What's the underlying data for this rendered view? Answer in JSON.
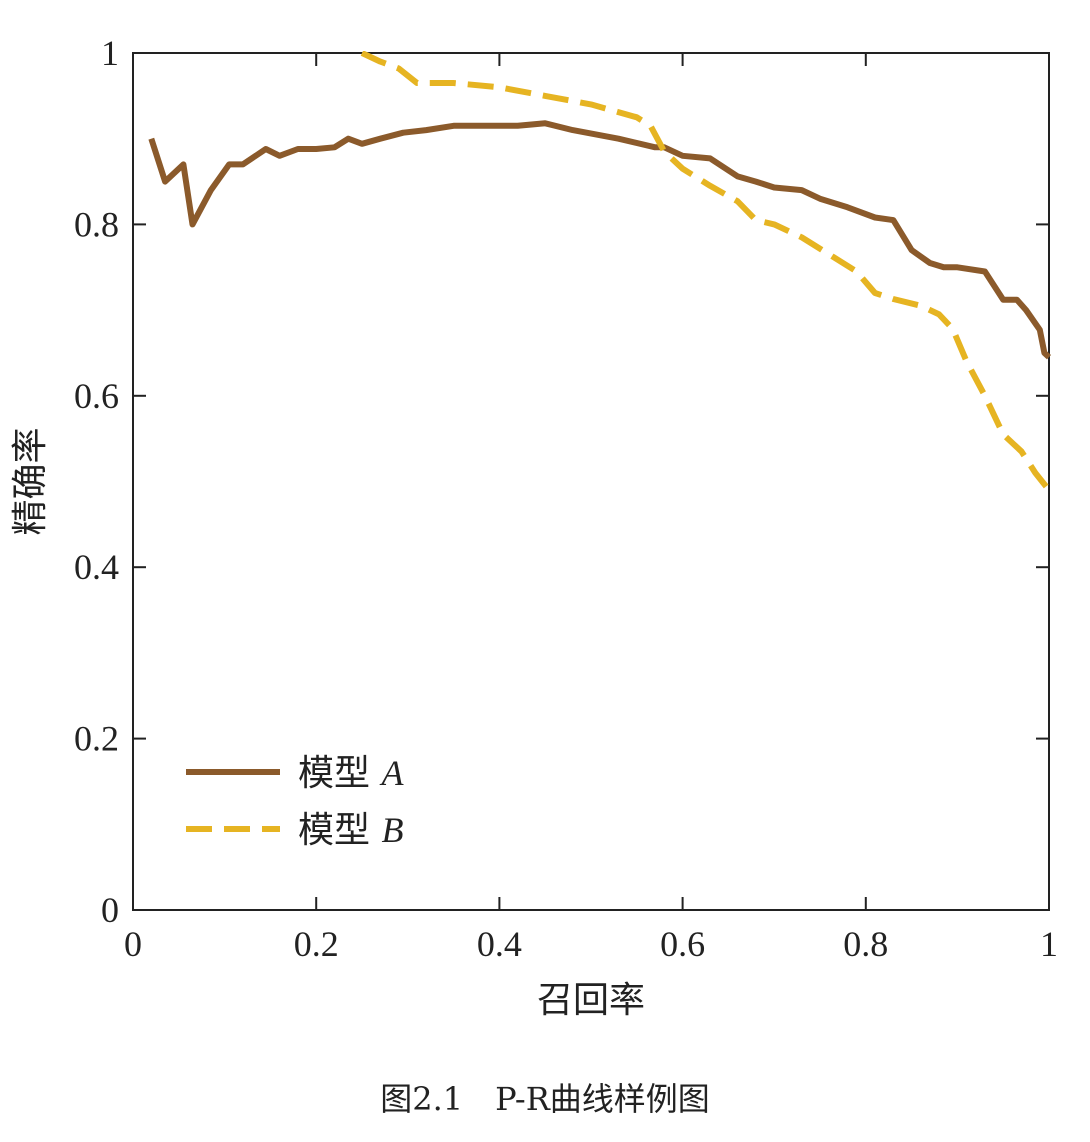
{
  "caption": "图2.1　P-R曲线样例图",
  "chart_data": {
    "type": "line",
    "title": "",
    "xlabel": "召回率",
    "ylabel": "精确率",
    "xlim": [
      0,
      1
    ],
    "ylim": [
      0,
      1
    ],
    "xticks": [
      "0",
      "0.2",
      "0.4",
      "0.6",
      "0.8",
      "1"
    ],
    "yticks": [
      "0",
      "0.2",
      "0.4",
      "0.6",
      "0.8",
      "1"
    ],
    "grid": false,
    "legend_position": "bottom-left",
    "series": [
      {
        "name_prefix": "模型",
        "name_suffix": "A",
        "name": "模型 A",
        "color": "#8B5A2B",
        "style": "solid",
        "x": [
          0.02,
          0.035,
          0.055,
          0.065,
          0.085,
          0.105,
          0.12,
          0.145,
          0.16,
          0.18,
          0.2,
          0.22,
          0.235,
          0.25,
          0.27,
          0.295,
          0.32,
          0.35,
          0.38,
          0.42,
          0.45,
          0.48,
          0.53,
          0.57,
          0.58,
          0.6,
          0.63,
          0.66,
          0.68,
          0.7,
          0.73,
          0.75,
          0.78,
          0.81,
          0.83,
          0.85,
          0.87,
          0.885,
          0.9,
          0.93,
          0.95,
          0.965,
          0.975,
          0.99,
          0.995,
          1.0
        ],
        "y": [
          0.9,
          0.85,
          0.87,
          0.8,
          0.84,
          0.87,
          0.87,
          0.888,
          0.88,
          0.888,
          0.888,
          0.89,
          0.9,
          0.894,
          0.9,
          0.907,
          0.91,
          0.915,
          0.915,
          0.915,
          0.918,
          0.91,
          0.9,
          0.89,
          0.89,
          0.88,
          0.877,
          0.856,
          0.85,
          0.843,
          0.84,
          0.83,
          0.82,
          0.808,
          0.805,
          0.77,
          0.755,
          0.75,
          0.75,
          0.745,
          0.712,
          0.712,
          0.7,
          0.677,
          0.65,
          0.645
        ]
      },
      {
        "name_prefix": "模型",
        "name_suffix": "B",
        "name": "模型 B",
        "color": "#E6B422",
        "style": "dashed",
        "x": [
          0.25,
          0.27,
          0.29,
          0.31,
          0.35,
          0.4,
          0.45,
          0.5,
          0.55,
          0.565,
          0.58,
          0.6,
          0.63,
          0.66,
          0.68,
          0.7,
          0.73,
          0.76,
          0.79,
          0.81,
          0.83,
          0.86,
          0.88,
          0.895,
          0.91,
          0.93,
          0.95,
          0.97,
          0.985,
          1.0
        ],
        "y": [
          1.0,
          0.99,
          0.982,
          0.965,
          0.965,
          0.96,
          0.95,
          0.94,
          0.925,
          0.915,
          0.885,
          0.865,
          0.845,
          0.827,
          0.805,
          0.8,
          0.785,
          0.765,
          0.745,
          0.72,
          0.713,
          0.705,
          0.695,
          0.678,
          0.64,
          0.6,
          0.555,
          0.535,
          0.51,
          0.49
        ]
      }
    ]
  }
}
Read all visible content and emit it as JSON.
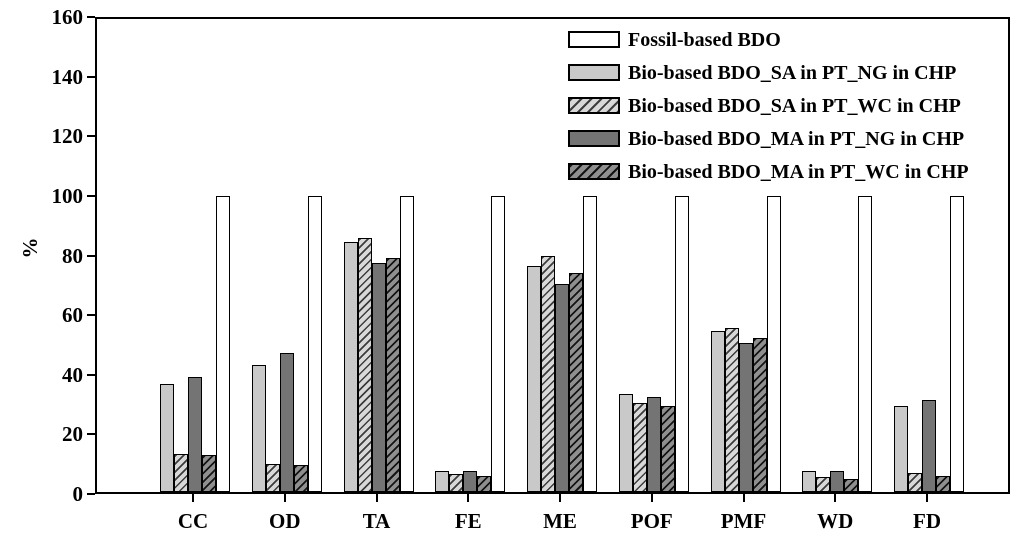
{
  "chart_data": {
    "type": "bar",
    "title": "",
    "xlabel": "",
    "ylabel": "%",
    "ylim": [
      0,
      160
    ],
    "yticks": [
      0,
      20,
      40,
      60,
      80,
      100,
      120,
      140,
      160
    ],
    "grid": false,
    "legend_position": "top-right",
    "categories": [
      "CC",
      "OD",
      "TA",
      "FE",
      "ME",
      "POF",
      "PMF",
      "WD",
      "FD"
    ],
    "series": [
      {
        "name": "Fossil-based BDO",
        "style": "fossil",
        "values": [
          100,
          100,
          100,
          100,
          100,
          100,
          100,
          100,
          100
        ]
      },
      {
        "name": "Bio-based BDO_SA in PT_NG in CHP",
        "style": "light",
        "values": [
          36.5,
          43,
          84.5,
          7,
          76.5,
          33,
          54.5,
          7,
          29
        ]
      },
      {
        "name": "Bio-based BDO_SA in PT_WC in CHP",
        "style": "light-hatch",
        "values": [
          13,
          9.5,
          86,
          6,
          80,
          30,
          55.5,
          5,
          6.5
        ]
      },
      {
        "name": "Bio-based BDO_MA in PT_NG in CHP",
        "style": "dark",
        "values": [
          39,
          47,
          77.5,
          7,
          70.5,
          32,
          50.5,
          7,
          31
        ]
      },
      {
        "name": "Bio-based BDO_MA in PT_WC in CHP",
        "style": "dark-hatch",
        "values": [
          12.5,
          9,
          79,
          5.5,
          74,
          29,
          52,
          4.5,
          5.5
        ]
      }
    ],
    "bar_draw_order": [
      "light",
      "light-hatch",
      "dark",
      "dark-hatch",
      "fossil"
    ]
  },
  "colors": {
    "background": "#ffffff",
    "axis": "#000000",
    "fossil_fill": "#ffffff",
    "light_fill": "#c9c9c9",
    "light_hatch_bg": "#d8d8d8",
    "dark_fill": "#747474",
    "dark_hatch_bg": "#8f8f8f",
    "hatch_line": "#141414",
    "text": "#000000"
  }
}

------------------------------------------------------------------------

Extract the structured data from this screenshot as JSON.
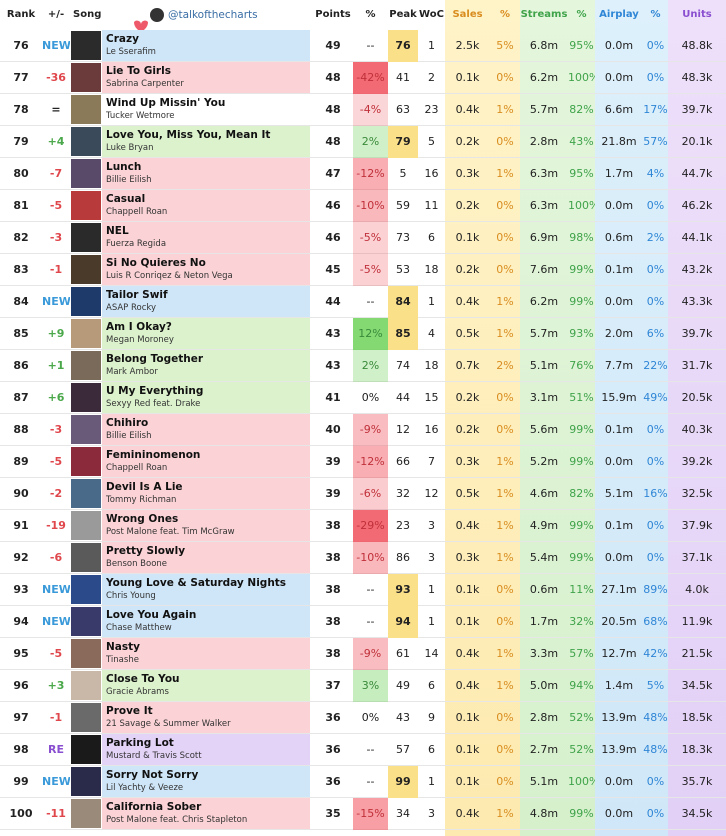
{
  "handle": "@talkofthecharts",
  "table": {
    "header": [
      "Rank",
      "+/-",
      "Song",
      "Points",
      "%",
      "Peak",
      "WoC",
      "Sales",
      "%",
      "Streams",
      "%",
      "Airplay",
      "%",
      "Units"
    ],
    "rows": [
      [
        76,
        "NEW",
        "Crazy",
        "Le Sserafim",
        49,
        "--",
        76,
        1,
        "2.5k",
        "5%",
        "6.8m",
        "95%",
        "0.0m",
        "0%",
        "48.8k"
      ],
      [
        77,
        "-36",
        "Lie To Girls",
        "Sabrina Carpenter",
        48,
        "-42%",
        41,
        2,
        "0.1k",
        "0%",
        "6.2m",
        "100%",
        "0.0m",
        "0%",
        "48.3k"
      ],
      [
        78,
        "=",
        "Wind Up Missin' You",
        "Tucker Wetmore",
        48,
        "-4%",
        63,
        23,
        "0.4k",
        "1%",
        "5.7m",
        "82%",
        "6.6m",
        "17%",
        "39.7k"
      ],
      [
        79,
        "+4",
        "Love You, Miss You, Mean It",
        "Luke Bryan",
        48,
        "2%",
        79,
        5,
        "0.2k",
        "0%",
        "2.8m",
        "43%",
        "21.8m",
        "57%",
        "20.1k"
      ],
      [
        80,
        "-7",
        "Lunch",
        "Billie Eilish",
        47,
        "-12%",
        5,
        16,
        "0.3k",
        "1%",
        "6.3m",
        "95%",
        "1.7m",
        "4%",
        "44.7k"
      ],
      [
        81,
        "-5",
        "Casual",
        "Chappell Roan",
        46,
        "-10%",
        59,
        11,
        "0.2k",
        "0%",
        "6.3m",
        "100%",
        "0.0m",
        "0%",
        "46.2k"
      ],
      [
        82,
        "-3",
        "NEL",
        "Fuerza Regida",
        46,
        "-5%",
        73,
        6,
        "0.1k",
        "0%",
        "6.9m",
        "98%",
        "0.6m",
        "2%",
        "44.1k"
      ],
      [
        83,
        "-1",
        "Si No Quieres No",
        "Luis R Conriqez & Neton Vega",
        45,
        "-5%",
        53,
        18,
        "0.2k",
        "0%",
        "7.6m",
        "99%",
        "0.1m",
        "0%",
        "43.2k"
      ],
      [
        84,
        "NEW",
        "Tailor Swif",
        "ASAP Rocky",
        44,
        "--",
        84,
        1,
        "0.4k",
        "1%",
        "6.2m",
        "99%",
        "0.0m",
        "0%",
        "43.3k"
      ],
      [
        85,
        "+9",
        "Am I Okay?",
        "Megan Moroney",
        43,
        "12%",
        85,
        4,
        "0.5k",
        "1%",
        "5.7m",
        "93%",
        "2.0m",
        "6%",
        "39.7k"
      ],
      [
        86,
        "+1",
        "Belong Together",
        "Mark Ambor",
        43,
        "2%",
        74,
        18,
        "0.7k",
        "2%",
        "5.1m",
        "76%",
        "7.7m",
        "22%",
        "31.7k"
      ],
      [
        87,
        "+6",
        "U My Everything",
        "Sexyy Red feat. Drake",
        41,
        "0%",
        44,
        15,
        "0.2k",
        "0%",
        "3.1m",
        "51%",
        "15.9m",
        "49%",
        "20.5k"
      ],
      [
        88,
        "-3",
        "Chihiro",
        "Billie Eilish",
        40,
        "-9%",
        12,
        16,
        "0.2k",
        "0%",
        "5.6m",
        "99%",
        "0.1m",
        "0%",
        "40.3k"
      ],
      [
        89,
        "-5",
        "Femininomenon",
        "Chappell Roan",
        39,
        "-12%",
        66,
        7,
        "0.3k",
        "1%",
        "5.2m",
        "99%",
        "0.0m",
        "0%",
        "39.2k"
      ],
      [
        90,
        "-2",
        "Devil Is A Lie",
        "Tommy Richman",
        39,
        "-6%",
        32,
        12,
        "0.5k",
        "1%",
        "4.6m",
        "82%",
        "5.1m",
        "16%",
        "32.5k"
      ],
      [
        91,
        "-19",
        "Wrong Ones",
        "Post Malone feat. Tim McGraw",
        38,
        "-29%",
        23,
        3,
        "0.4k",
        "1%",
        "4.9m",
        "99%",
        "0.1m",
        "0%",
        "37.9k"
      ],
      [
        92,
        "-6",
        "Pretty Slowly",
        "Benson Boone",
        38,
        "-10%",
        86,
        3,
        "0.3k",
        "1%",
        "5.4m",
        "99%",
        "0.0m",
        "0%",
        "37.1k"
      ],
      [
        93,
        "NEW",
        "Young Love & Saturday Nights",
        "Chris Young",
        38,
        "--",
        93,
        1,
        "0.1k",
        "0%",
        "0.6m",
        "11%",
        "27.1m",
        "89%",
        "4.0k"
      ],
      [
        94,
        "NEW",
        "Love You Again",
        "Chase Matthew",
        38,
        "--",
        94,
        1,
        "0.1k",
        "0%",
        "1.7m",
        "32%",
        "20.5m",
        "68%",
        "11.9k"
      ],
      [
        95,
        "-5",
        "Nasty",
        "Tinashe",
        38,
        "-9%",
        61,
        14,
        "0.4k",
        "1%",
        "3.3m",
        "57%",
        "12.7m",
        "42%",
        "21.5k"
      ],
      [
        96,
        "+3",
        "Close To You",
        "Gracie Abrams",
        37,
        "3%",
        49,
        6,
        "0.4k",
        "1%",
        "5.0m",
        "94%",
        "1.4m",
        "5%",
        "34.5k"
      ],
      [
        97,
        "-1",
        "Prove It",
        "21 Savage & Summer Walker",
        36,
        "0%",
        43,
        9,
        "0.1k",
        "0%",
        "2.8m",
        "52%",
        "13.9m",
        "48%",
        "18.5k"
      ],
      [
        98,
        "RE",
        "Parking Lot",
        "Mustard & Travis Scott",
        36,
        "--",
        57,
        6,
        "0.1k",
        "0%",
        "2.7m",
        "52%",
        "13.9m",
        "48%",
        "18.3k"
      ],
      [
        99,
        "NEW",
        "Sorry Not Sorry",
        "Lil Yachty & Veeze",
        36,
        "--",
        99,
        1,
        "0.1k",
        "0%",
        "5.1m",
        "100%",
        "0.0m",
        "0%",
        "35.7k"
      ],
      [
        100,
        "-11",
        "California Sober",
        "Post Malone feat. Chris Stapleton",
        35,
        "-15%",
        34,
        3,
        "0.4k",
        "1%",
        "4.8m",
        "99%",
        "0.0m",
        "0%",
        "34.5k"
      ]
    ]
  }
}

------------------------------------------------------------------------

STATED EXERCISE ▸ Among the entries above, how many lines hold the string "Young"? Respond with nothing but the number.

FINAL ANSWER ▸ 2